** Exercise prompt **
Give back exactly the lines that run from the line containing "What data populates" through the end of the listing below. Leave out every other line.

** Data excerpts **
>> BEGIN

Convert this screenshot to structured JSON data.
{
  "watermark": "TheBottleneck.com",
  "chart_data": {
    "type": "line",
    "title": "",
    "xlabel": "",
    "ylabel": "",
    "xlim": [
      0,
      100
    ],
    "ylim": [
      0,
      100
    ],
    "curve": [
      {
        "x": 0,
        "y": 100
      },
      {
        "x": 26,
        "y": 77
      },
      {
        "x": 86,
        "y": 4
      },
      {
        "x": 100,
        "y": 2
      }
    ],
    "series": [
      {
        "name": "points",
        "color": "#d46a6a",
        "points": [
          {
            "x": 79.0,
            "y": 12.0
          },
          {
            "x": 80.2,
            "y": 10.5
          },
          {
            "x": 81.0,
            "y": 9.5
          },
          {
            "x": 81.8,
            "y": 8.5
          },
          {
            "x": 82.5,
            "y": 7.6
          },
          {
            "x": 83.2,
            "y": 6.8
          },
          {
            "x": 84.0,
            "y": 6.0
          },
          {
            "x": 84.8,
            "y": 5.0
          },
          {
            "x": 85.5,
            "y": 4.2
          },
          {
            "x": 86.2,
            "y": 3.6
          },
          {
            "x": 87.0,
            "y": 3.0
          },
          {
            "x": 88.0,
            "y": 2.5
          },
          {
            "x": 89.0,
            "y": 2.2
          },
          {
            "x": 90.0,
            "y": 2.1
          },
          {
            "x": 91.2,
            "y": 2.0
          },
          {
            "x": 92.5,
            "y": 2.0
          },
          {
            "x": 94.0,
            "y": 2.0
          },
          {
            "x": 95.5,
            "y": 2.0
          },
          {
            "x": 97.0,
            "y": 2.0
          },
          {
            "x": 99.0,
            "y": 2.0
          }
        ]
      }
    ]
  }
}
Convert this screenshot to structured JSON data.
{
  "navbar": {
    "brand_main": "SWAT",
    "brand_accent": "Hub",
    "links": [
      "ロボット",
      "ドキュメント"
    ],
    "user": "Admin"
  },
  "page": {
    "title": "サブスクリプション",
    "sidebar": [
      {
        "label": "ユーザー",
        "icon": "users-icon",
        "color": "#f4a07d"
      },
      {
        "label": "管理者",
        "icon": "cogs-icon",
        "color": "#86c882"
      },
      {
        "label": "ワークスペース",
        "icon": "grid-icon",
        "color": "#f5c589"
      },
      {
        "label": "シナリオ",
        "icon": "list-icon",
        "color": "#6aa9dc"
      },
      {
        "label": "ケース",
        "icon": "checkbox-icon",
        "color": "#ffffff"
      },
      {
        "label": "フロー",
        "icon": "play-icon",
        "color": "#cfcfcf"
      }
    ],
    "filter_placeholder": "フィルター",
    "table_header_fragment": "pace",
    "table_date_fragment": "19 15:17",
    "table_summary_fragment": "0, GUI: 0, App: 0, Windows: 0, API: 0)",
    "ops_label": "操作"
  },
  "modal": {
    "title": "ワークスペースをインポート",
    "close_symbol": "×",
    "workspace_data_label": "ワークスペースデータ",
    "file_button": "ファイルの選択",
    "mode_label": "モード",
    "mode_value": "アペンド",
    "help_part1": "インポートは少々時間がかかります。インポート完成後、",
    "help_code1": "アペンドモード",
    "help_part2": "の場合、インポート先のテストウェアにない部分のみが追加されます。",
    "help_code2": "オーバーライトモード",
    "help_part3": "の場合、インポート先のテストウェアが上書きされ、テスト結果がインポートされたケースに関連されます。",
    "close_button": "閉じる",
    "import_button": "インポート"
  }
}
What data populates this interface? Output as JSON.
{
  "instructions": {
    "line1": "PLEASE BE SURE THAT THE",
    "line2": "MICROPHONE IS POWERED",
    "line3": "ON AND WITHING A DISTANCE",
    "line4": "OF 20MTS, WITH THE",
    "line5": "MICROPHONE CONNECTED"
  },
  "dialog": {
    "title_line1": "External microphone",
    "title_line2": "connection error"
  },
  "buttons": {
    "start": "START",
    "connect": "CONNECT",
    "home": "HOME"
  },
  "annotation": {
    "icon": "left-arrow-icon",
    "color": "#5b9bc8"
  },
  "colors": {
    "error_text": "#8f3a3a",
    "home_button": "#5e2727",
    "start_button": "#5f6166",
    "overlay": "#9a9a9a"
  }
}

>> END

** Exercise output **
What data populates this interface? Output as JSON.
{
  "instructions": {
    "line1": "PLEASE BE SURE THAT THE",
    "line2": "MICROPHONE IS POWERED",
    "line3": "ON AND WITHING A DISTANCE",
    "line4": "OF 20MTS, WITH THE",
    "line5": "MICROPHONE CONNECTED"
  },
  "dialog": {
    "title_line1": "External microphone",
    "title_line2": "connection error"
  },
  "buttons": {
    "start": "START",
    "connect": "CONNECT",
    "home": "HOME"
  },
  "annotation": {
    "icon": "left-arrow-icon",
    "color": "#5b9bc8"
  },
  "colors": {
    "error_text": "#8f3a3a",
    "home_button": "#5e2727",
    "start_button": "#5f6166",
    "overlay": "#9a9a9a"
  }
}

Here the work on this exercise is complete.